Written exercise - Restate the listing that follows word for word, without its pictures.

Records for the task -
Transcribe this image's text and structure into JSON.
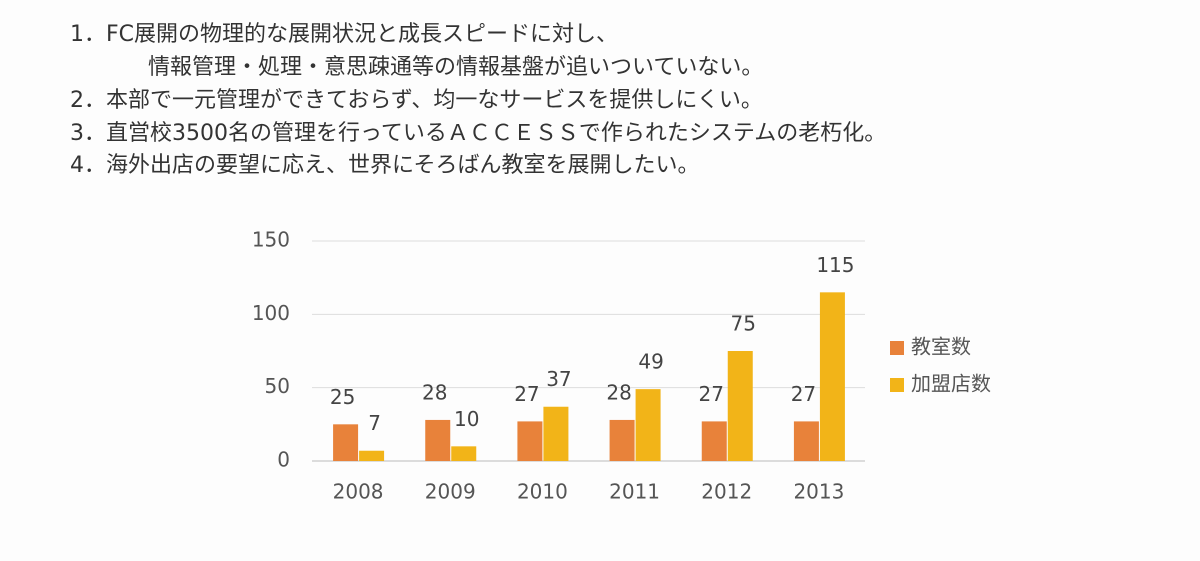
{
  "lines": [
    "1．FC展開の物理的な展開状況と成長スピードに対し、",
    "情報管理・処理・意思疎通等の情報基盤が追いついていない。",
    "2．本部で一元管理ができておらず、均一なサービスを提供しにくい。",
    "3．直営校3500名の管理を行っているＡＣＣＥＳＳで作られたシステムの老朽化。",
    "4．海外出店の要望に応え、世界にそろばん教室を展開したい。"
  ],
  "chart_data": {
    "type": "bar",
    "categories": [
      "2008",
      "2009",
      "2010",
      "2011",
      "2012",
      "2013"
    ],
    "series": [
      {
        "name": "教室数",
        "color": "#e8823a",
        "values": [
          25,
          28,
          27,
          28,
          27,
          27
        ]
      },
      {
        "name": "加盟店数",
        "color": "#f2b418",
        "values": [
          7,
          10,
          37,
          49,
          75,
          115
        ]
      }
    ],
    "ylim": [
      0,
      150
    ],
    "yticks": [
      0,
      50,
      100,
      150
    ],
    "grid": true,
    "legend": "right"
  }
}
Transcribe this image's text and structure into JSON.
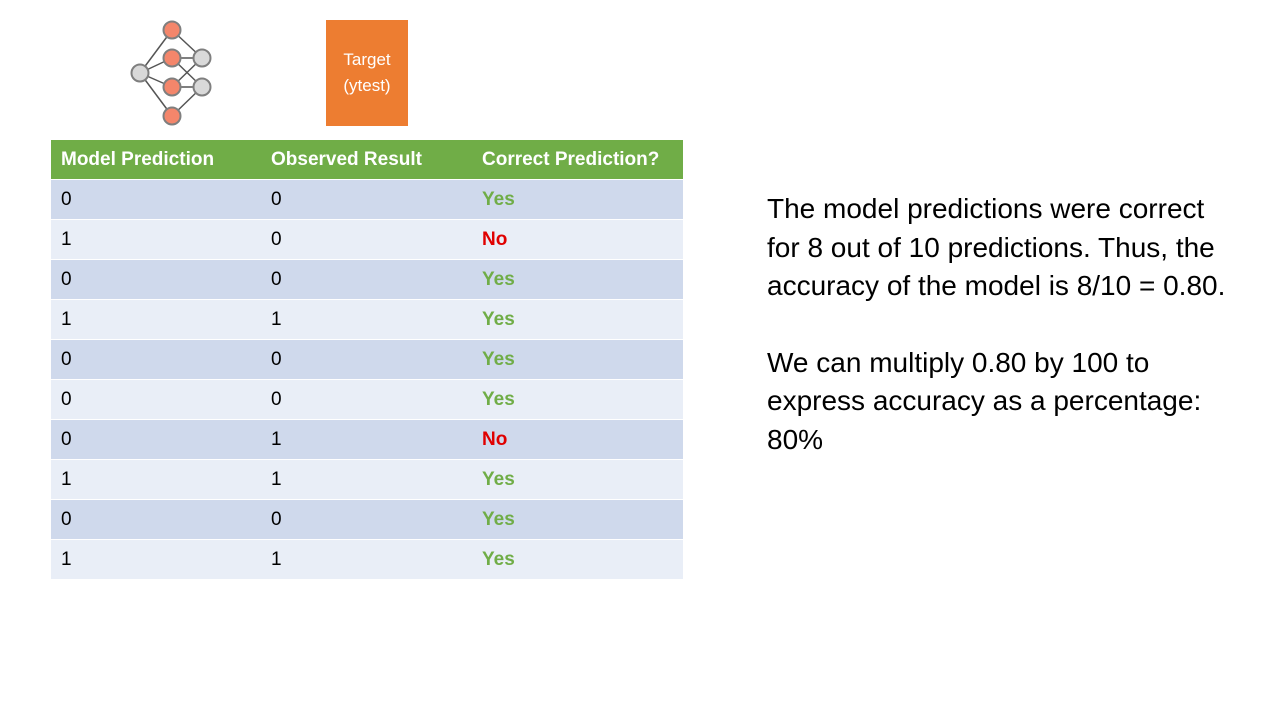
{
  "target_box": {
    "line1": "Target",
    "line2": "(ytest)"
  },
  "table": {
    "headers": [
      "Model Prediction",
      "Observed Result",
      "Correct Prediction?"
    ],
    "rows": [
      [
        "0",
        "0",
        "Yes"
      ],
      [
        "1",
        "0",
        "No"
      ],
      [
        "0",
        "0",
        "Yes"
      ],
      [
        "1",
        "1",
        "Yes"
      ],
      [
        "0",
        "0",
        "Yes"
      ],
      [
        "0",
        "0",
        "Yes"
      ],
      [
        "0",
        "1",
        "No"
      ],
      [
        "1",
        "1",
        "Yes"
      ],
      [
        "0",
        "0",
        "Yes"
      ],
      [
        "1",
        "1",
        "Yes"
      ]
    ]
  },
  "explanation": {
    "paragraph1": "The model predictions were correct for 8 out of 10 predictions. Thus, the accuracy of the model is 8/10 = 0.80.",
    "paragraph2": "We can multiply 0.80 by 100 to express accuracy as a percentage: 80%"
  },
  "colors": {
    "header_green": "#70ad47",
    "target_orange": "#ed7d31",
    "yes_green": "#70ad47",
    "no_red": "#e00000",
    "row_dark": "#cfd9ec",
    "row_light": "#e9eef7",
    "node_orange": "#f4866b",
    "node_gray": "#d9d9d9"
  },
  "icons": {
    "network": "neural-network-icon"
  }
}
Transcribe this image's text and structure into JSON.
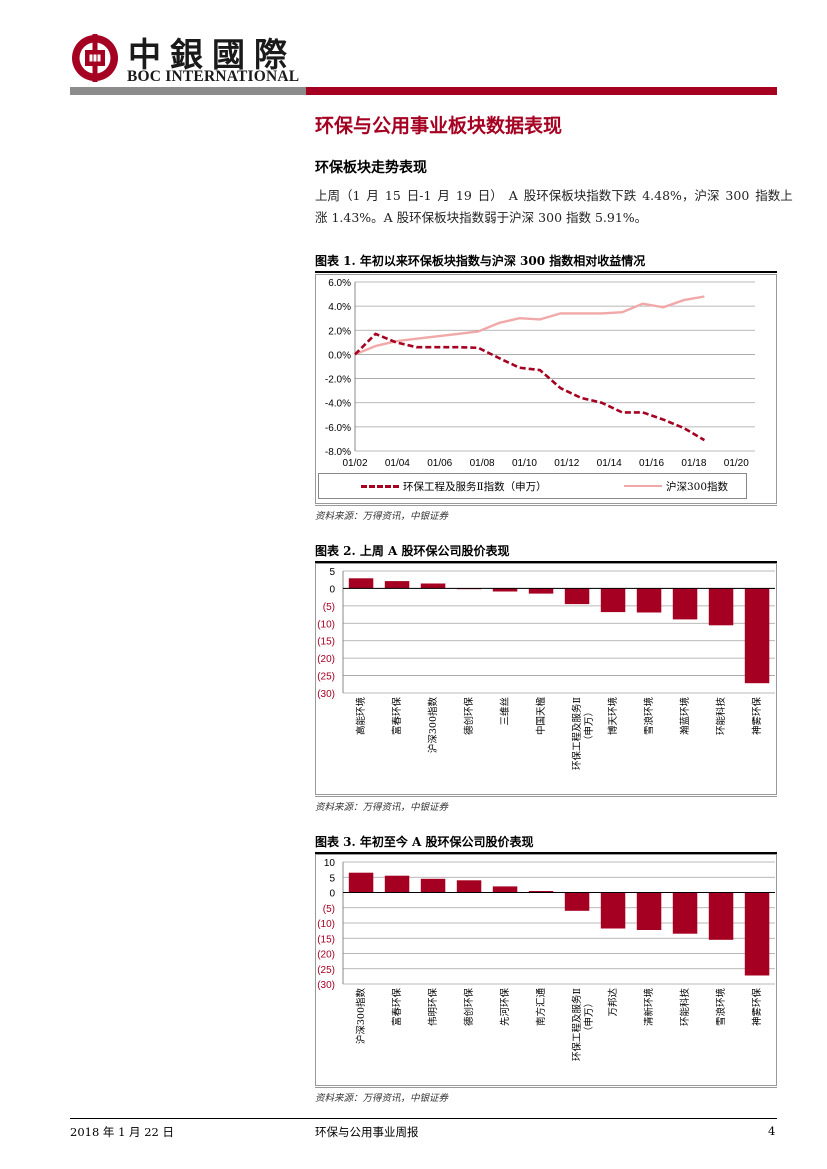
{
  "header": {
    "logo_cn": "中銀國際",
    "logo_en": "BOC INTERNATIONAL"
  },
  "colors": {
    "brand_red": "#a50021",
    "line2": "#f0a8a8",
    "line1": "#a50021",
    "bar": "#a50021"
  },
  "section_title": "环保与公用事业板块数据表现",
  "subsection_title": "环保板块走势表现",
  "paragraph": {
    "line1": "上周（1 月 15 日-1 月 19 日） A 股环保板块指数下跌 4.48%，沪深 300 指数上",
    "line2": "涨 1.43%。A 股环保板块指数弱于沪深 300 指数 5.91%。"
  },
  "fig1": {
    "title": "图表 1. 年初以来环保板块指数与沪深 300 指数相对收益情况",
    "source": "资料来源：万得资讯，中银证券"
  },
  "fig2": {
    "title": "图表 2. 上周 A 股环保公司股价表现",
    "source": "资料来源：万得资讯，中银证券"
  },
  "fig3": {
    "title": "图表 3. 年初至今 A 股环保公司股价表现",
    "source": "资料来源：万得资讯，中银证券"
  },
  "footer": {
    "date": "2018 年 1 月 22 日",
    "report": "环保与公用事业周报",
    "page": "4"
  },
  "chart_data": [
    {
      "type": "line",
      "title": "年初以来环保板块指数与沪深 300 指数相对收益情况",
      "x_ticks": [
        "01/02",
        "01/04",
        "01/06",
        "01/08",
        "01/10",
        "01/12",
        "01/14",
        "01/16",
        "01/18",
        "01/20"
      ],
      "y_ticks": [
        "6.0%",
        "4.0%",
        "2.0%",
        "0.0%",
        "-2.0%",
        "-4.0%",
        "-6.0%",
        "-8.0%"
      ],
      "ylim": [
        -8,
        6
      ],
      "xlim": [
        0,
        18
      ],
      "series": [
        {
          "name": "环保工程及服务Ⅱ指数（申万）",
          "style": "dashed",
          "x": [
            0,
            1,
            2,
            3,
            4,
            5,
            6,
            7,
            8,
            9,
            10,
            11,
            12,
            13,
            14,
            15,
            16,
            17
          ],
          "y": [
            0,
            1.7,
            1.0,
            0.6,
            0.6,
            0.6,
            0.55,
            -0.3,
            -1.1,
            -1.3,
            -2.8,
            -3.6,
            -4.0,
            -4.8,
            -4.8,
            -5.4,
            -6.1,
            -7.1
          ]
        },
        {
          "name": "沪深300指数",
          "style": "solid",
          "x": [
            0,
            1,
            2,
            3,
            4,
            5,
            6,
            7,
            8,
            9,
            10,
            11,
            12,
            13,
            14,
            15,
            16,
            17
          ],
          "y": [
            0,
            0.7,
            1.1,
            1.3,
            1.5,
            1.7,
            1.9,
            2.6,
            3.0,
            2.9,
            3.4,
            3.4,
            3.4,
            3.5,
            4.2,
            3.9,
            4.5,
            4.8
          ]
        }
      ]
    },
    {
      "type": "bar",
      "title": "上周 A 股环保公司股价表现",
      "y_ticks": [
        "5",
        "0",
        "(5)",
        "(10)",
        "(15)",
        "(20)",
        "(25)",
        "(30)"
      ],
      "ylim": [
        -30,
        5
      ],
      "categories": [
        {
          "label": "高能环境"
        },
        {
          "label": "富春环保"
        },
        {
          "label": "沪深300指数"
        },
        {
          "label": "德创环保"
        },
        {
          "label": "三维丝"
        },
        {
          "label": "中国天楹"
        },
        {
          "label": "环保工程及服务Ⅱ",
          "label2": "（申万）"
        },
        {
          "label": "博天环境"
        },
        {
          "label": "雪浪环境"
        },
        {
          "label": "瀚蓝环境"
        },
        {
          "label": "环能科技"
        },
        {
          "label": "神雾环保"
        }
      ],
      "values": [
        2.9,
        2.1,
        1.4,
        0,
        -0.9,
        -1.5,
        -4.5,
        -6.8,
        -6.9,
        -8.9,
        -10.6,
        -27.2
      ]
    },
    {
      "type": "bar",
      "title": "年初至今 A 股环保公司股价表现",
      "y_ticks": [
        "10",
        "5",
        "0",
        "(5)",
        "(10)",
        "(15)",
        "(20)",
        "(25)",
        "(30)"
      ],
      "ylim": [
        -30,
        10
      ],
      "categories": [
        {
          "label": "沪深300指数"
        },
        {
          "label": "富春环保"
        },
        {
          "label": "伟明环保"
        },
        {
          "label": "德创环保"
        },
        {
          "label": "先河环保"
        },
        {
          "label": "南方汇通"
        },
        {
          "label": "环保工程及服务Ⅱ",
          "label2": "（申万）"
        },
        {
          "label": "万邦达"
        },
        {
          "label": "清新环境"
        },
        {
          "label": "环能科技"
        },
        {
          "label": "雪浪环境"
        },
        {
          "label": "神雾环保"
        }
      ],
      "values": [
        6.5,
        5.5,
        4.5,
        4.0,
        2.0,
        0.5,
        -6.0,
        -11.8,
        -12.3,
        -13.5,
        -15.5,
        -27.2
      ]
    }
  ]
}
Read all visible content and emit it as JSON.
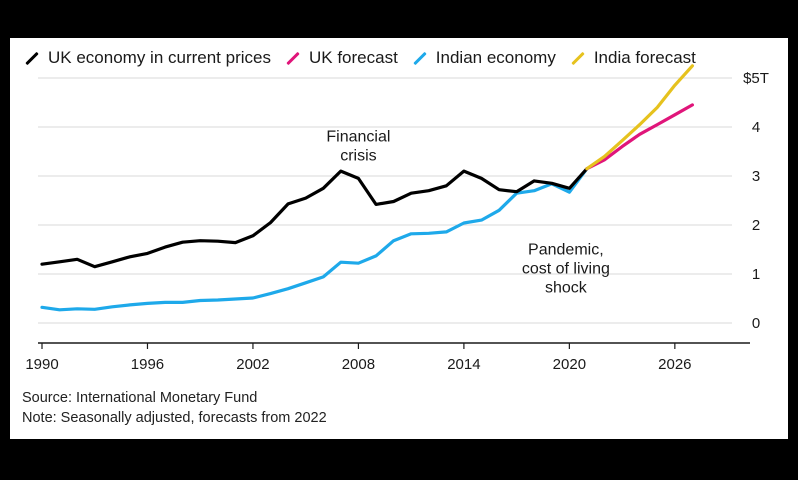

Full answer -
Transcribe this image's text and structure into JSON.
{
  "lines": [
    "1．FC展開の物理的な展開状況と成長スピードに対し、",
    "情報管理・処理・意思疎通等の情報基盤が追いついていない。",
    "2．本部で一元管理ができておらず、均一なサービスを提供しにくい。",
    "3．直営校3500名の管理を行っているＡＣＣＥＳＳで作られたシステムの老朽化。",
    "4．海外出店の要望に応え、世界にそろばん教室を展開したい。"
  ],
  "chart_data": {
    "type": "bar",
    "categories": [
      "2008",
      "2009",
      "2010",
      "2011",
      "2012",
      "2013"
    ],
    "series": [
      {
        "name": "教室数",
        "color": "#e8823a",
        "values": [
          25,
          28,
          27,
          28,
          27,
          27
        ]
      },
      {
        "name": "加盟店数",
        "color": "#f2b418",
        "values": [
          7,
          10,
          37,
          49,
          75,
          115
        ]
      }
    ],
    "ylim": [
      0,
      150
    ],
    "yticks": [
      0,
      50,
      100,
      150
    ],
    "grid": true,
    "legend": "right"
  }
}
Transcribe this image's text and structure into JSON.
{
  "target_box": {
    "line1": "Target",
    "line2": "(ytest)"
  },
  "table": {
    "headers": [
      "Model Prediction",
      "Observed Result",
      "Correct Prediction?"
    ],
    "rows": [
      [
        "0",
        "0",
        "Yes"
      ],
      [
        "1",
        "0",
        "No"
      ],
      [
        "0",
        "0",
        "Yes"
      ],
      [
        "1",
        "1",
        "Yes"
      ],
      [
        "0",
        "0",
        "Yes"
      ],
      [
        "0",
        "0",
        "Yes"
      ],
      [
        "0",
        "1",
        "No"
      ],
      [
        "1",
        "1",
        "Yes"
      ],
      [
        "0",
        "0",
        "Yes"
      ],
      [
        "1",
        "1",
        "Yes"
      ]
    ]
  },
  "explanation": {
    "paragraph1": "The model predictions were correct for 8 out of 10 predictions. Thus, the accuracy of the model is 8/10 = 0.80.",
    "paragraph2": "We can multiply 0.80 by 100 to express accuracy as a percentage: 80%"
  },
  "colors": {
    "header_green": "#70ad47",
    "target_orange": "#ed7d31",
    "yes_green": "#70ad47",
    "no_red": "#e00000",
    "row_dark": "#cfd9ec",
    "row_light": "#e9eef7",
    "node_orange": "#f4866b",
    "node_gray": "#d9d9d9"
  },
  "icons": {
    "network": "neural-network-icon"
  }
}
Transcribe this image's text and structure into JSON.
{
  "header": {
    "logo_cn": "中銀國際",
    "logo_en": "BOC INTERNATIONAL"
  },
  "colors": {
    "brand_red": "#a50021",
    "line2": "#f0a8a8",
    "line1": "#a50021",
    "bar": "#a50021"
  },
  "section_title": "环保与公用事业板块数据表现",
  "subsection_title": "环保板块走势表现",
  "paragraph": {
    "line1": "上周（1 月 15 日-1 月 19 日） A 股环保板块指数下跌 4.48%，沪深 300 指数上",
    "line2": "涨 1.43%。A 股环保板块指数弱于沪深 300 指数 5.91%。"
  },
  "fig1": {
    "title": "图表 1. 年初以来环保板块指数与沪深 300 指数相对收益情况",
    "source": "资料来源：万得资讯，中银证券"
  },
  "fig2": {
    "title": "图表 2. 上周 A 股环保公司股价表现",
    "source": "资料来源：万得资讯，中银证券"
  },
  "fig3": {
    "title": "图表 3. 年初至今 A 股环保公司股价表现",
    "source": "资料来源：万得资讯，中银证券"
  },
  "footer": {
    "date": "2018 年 1 月 22 日",
    "report": "环保与公用事业周报",
    "page": "4"
  },
  "chart_data": [
    {
      "type": "line",
      "title": "年初以来环保板块指数与沪深 300 指数相对收益情况",
      "x_ticks": [
        "01/02",
        "01/04",
        "01/06",
        "01/08",
        "01/10",
        "01/12",
        "01/14",
        "01/16",
        "01/18",
        "01/20"
      ],
      "y_ticks": [
        "6.0%",
        "4.0%",
        "2.0%",
        "0.0%",
        "-2.0%",
        "-4.0%",
        "-6.0%",
        "-8.0%"
      ],
      "ylim": [
        -8,
        6
      ],
      "xlim": [
        0,
        18
      ],
      "series": [
        {
          "name": "环保工程及服务Ⅱ指数（申万）",
          "style": "dashed",
          "x": [
            0,
            1,
            2,
            3,
            4,
            5,
            6,
            7,
            8,
            9,
            10,
            11,
            12,
            13,
            14,
            15,
            16,
            17
          ],
          "y": [
            0,
            1.7,
            1.0,
            0.6,
            0.6,
            0.6,
            0.55,
            -0.3,
            -1.1,
            -1.3,
            -2.8,
            -3.6,
            -4.0,
            -4.8,
            -4.8,
            -5.4,
            -6.1,
            -7.1
          ]
        },
        {
          "name": "沪深300指数",
          "style": "solid",
          "x": [
            0,
            1,
            2,
            3,
            4,
            5,
            6,
            7,
            8,
            9,
            10,
            11,
            12,
            13,
            14,
            15,
            16,
            17
          ],
          "y": [
            0,
            0.7,
            1.1,
            1.3,
            1.5,
            1.7,
            1.9,
            2.6,
            3.0,
            2.9,
            3.4,
            3.4,
            3.4,
            3.5,
            4.2,
            3.9,
            4.5,
            4.8
          ]
        }
      ]
    },
    {
      "type": "bar",
      "title": "上周 A 股环保公司股价表现",
      "y_ticks": [
        "5",
        "0",
        "(5)",
        "(10)",
        "(15)",
        "(20)",
        "(25)",
        "(30)"
      ],
      "ylim": [
        -30,
        5
      ],
      "categories": [
        {
          "label": "高能环境"
        },
        {
          "label": "富春环保"
        },
        {
          "label": "沪深300指数"
        },
        {
          "label": "德创环保"
        },
        {
          "label": "三维丝"
        },
        {
          "label": "中国天楹"
        },
        {
          "label": "环保工程及服务Ⅱ",
          "label2": "（申万）"
        },
        {
          "label": "博天环境"
        },
        {
          "label": "雪浪环境"
        },
        {
          "label": "瀚蓝环境"
        },
        {
          "label": "环能科技"
        },
        {
          "label": "神雾环保"
        }
      ],
      "values": [
        2.9,
        2.1,
        1.4,
        0,
        -0.9,
        -1.5,
        -4.5,
        -6.8,
        -6.9,
        -8.9,
        -10.6,
        -27.2
      ]
    },
    {
      "type": "bar",
      "title": "年初至今 A 股环保公司股价表现",
      "y_ticks": [
        "10",
        "5",
        "0",
        "(5)",
        "(10)",
        "(15)",
        "(20)",
        "(25)",
        "(30)"
      ],
      "ylim": [
        -30,
        10
      ],
      "categories": [
        {
          "label": "沪深300指数"
        },
        {
          "label": "富春环保"
        },
        {
          "label": "伟明环保"
        },
        {
          "label": "德创环保"
        },
        {
          "label": "先河环保"
        },
        {
          "label": "南方汇通"
        },
        {
          "label": "环保工程及服务Ⅱ",
          "label2": "（申万）"
        },
        {
          "label": "万邦达"
        },
        {
          "label": "清新环境"
        },
        {
          "label": "环能科技"
        },
        {
          "label": "雪浪环境"
        },
        {
          "label": "神雾环保"
        }
      ],
      "values": [
        6.5,
        5.5,
        4.5,
        4.0,
        2.0,
        0.5,
        -6.0,
        -11.8,
        -12.3,
        -13.5,
        -15.5,
        -27.2
      ]
    }
  ]
}
Read all visible content and emit it as JSON.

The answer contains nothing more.